**Document excerpt:**
Gripping at times but too convoluted

Author: sol1218 from brooklyn NY
6 March 2006

**SPOILERS** Controversial political director Cosat-Garvas' attempt to show the Israeli-Palestine dispute should be commended for his even-handedness in trying to explain both sides of that Middle-East conflict. Still the movie's overdone love triangle between Hanna Kaufman, Jill Claybuarg, and both her estranged husband Frenchman Victor Bonnet, Jean Yanne, her Israeli prosecutor lover Joshua Herzog, Gabriel Byrne, the father of her child David as well as the terrorist suspect Hanna defends Selim Bakri, Mohammed Bakri, made the film a bit to hard to digest.

Hanna an American émigré to Israel is a court appointed lawyer in the Jerusalem Judaical System. Pregnant with her lovers, Joshua, child Hanna want's an abortion. With abortions illegal in Israel she books a flight to Paris to have the procedure done there and meets her estranged husband Victor at the David Ben-Gurion Airport.

**To be done:**
A. In the movie review, at which airport does Hanna meet her estranged husband Victor?
B. Reproduce the movie review word for word from "Gripping at times" to "hard to digest.".
The data that follows isn't needed for anything here.

**Provided material:**

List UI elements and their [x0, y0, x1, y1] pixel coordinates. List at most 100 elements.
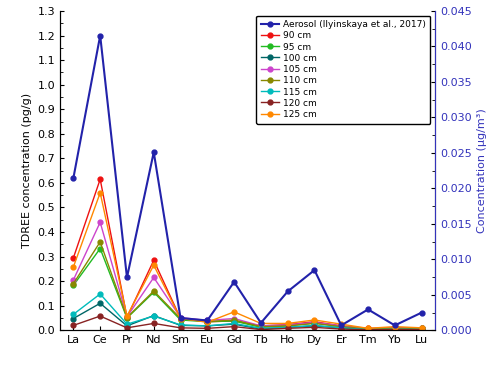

**Final answers:**
A. She meets him at the David Ben-Gurion Airport.

B.
Gripping at times but too convoluted

Author: sol1218 from brooklyn NY
6 March 2006

**SPOILERS** Controversial political director Cosat-Garvas' attempt to show the Israeli-Palestine dispute should be commended for his even-handedness in trying to explain both sides of that Middle-East conflict. Still the movie's overdone love triangle between Hanna Kaufman, Jill Claybuarg, and both her estranged husband Frenchman Victor Bonnet, Jean Yanne, her Israeli prosecutor lover Joshua Herzog, Gabriel Byrne, the father of her child David as well as the terrorist suspect Hanna defends Selim Bakri, Mohammed Bakri, made the film a bit to hard to digest.